GOAL
Return the number of lines in which the word "screenshot" appears; add nothing else.
··· EXTRACTED MATERIAL
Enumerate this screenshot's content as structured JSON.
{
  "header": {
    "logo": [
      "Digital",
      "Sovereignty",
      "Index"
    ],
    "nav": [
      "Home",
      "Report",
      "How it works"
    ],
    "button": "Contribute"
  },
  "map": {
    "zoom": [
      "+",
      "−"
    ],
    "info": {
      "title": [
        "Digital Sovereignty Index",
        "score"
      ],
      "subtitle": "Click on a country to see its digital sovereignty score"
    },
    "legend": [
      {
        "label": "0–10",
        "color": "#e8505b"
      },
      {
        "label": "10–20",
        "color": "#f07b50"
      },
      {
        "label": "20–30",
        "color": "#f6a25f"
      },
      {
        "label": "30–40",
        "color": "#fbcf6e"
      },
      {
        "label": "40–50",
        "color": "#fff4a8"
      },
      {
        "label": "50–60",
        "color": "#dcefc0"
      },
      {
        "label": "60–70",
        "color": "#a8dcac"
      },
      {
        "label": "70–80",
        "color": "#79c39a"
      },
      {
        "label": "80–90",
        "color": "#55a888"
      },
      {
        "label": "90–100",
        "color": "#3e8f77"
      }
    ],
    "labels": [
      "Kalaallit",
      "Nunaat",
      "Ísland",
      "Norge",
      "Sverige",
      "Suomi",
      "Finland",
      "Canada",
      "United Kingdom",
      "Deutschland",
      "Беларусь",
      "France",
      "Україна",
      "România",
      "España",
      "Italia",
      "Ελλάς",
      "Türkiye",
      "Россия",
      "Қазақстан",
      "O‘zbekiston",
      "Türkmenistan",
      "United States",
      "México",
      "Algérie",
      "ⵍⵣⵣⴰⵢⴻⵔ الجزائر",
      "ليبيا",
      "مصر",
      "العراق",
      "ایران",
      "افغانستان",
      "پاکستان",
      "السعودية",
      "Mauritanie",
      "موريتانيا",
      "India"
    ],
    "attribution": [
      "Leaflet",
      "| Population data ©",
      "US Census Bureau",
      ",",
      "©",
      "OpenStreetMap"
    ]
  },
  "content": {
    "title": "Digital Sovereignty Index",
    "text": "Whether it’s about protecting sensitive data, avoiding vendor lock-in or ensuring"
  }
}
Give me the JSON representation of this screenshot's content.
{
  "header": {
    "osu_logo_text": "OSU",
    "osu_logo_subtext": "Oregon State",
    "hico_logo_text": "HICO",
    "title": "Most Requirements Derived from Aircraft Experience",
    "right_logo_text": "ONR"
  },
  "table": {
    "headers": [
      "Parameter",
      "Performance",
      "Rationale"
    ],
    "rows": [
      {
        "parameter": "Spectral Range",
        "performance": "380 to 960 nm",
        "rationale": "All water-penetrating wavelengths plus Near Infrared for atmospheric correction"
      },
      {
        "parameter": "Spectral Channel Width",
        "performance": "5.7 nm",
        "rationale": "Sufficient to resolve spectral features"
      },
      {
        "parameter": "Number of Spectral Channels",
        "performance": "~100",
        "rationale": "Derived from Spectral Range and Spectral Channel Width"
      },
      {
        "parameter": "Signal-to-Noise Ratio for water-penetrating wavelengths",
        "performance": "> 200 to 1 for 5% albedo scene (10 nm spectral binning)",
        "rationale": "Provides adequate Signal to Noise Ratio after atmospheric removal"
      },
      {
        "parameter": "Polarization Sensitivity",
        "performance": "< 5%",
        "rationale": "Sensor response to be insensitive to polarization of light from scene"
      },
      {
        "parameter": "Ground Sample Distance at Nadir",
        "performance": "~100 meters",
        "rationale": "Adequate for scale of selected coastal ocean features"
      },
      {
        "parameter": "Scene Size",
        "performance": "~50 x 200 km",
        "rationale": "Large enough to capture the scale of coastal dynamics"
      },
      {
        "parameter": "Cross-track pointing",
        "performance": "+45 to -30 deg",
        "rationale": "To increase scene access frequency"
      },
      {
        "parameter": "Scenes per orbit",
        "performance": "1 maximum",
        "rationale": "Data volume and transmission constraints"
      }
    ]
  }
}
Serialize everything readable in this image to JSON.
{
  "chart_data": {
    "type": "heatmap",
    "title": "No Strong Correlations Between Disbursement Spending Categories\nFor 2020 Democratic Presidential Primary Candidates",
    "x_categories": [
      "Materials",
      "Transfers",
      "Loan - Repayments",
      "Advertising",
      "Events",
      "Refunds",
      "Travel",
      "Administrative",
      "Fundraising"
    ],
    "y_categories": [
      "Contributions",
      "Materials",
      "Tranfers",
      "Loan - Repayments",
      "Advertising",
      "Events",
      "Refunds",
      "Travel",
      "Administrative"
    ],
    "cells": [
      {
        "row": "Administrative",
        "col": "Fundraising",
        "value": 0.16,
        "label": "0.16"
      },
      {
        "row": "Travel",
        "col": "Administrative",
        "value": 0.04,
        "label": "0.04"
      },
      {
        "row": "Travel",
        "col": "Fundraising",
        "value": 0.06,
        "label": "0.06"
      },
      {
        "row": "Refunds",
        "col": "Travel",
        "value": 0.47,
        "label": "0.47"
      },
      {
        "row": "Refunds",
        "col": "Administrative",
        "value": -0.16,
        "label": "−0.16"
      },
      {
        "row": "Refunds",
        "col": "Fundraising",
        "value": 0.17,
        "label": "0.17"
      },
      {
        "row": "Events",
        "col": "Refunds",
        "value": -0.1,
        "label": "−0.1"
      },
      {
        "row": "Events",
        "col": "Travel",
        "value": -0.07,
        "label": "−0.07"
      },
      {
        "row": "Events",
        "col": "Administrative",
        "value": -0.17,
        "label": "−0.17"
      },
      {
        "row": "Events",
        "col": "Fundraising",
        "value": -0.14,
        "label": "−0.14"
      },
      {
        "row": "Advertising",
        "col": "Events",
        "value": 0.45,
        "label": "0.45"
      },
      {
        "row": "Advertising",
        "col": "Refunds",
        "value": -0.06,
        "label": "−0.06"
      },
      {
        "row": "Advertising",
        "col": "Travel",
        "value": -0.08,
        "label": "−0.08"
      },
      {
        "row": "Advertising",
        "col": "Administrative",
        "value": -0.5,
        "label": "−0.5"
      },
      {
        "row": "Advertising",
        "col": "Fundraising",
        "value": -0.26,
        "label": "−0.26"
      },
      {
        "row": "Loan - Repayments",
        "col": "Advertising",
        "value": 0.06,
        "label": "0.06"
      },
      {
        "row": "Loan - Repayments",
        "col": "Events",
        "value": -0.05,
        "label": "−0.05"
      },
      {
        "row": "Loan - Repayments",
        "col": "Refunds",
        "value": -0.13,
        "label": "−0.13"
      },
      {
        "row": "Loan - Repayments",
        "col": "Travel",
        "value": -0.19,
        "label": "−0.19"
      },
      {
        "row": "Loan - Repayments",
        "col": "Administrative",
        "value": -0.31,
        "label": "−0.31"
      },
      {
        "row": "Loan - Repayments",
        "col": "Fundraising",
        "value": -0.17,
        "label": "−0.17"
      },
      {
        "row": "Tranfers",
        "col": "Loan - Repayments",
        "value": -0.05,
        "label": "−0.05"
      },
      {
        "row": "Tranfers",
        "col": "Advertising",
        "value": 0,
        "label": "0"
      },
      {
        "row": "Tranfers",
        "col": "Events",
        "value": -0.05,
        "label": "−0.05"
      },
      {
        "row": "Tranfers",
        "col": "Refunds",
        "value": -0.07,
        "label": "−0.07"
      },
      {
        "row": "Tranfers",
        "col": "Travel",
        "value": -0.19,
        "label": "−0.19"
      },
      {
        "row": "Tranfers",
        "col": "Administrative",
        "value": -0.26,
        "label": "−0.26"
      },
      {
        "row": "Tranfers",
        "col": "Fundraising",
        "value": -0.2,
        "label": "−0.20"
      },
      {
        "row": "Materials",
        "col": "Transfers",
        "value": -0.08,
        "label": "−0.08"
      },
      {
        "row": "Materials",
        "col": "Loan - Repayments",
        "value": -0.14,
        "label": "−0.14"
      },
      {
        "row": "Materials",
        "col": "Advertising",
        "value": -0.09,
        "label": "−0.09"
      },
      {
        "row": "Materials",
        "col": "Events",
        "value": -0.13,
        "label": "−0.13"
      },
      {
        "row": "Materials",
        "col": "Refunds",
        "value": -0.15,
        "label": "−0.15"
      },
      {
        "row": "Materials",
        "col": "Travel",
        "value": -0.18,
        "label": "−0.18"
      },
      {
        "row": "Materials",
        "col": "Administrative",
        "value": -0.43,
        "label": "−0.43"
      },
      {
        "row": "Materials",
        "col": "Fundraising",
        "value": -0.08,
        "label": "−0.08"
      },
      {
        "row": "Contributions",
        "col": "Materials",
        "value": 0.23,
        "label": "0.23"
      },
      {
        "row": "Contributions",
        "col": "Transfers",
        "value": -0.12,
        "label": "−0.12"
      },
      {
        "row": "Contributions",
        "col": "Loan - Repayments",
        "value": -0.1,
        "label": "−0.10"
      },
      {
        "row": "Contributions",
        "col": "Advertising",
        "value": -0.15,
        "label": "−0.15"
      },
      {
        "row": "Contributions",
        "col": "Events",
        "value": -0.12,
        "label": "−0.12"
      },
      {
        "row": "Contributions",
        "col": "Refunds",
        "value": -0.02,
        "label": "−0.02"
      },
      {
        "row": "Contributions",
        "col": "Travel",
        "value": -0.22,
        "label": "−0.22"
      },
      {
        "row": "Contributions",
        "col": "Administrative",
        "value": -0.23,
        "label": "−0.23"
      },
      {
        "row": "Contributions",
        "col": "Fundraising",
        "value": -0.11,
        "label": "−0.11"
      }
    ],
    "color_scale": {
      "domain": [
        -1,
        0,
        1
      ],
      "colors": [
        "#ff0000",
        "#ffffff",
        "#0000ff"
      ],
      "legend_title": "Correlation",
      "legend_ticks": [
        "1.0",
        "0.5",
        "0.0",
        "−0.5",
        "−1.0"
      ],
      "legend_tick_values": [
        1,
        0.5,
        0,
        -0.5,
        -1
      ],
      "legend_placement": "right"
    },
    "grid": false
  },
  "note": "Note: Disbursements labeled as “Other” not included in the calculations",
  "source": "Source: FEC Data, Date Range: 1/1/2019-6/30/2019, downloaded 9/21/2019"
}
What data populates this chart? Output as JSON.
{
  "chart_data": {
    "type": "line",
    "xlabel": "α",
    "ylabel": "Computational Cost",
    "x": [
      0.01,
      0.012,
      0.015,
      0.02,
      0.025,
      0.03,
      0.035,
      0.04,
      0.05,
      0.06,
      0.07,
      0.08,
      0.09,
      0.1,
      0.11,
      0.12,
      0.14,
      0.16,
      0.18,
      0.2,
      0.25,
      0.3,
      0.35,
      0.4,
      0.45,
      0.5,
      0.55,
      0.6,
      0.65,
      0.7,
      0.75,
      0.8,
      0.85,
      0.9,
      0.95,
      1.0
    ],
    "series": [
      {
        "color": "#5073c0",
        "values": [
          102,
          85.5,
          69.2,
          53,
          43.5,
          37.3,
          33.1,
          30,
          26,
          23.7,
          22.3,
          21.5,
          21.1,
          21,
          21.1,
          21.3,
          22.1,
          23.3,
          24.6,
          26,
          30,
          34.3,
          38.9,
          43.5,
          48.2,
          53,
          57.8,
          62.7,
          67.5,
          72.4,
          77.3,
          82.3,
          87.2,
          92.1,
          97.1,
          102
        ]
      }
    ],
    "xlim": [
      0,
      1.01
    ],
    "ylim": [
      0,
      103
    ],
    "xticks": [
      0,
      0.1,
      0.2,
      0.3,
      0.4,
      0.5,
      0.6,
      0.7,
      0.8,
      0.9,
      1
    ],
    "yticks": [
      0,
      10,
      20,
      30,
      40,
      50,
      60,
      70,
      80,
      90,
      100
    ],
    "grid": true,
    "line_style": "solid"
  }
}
······
OUTPUT OF THE TASK
2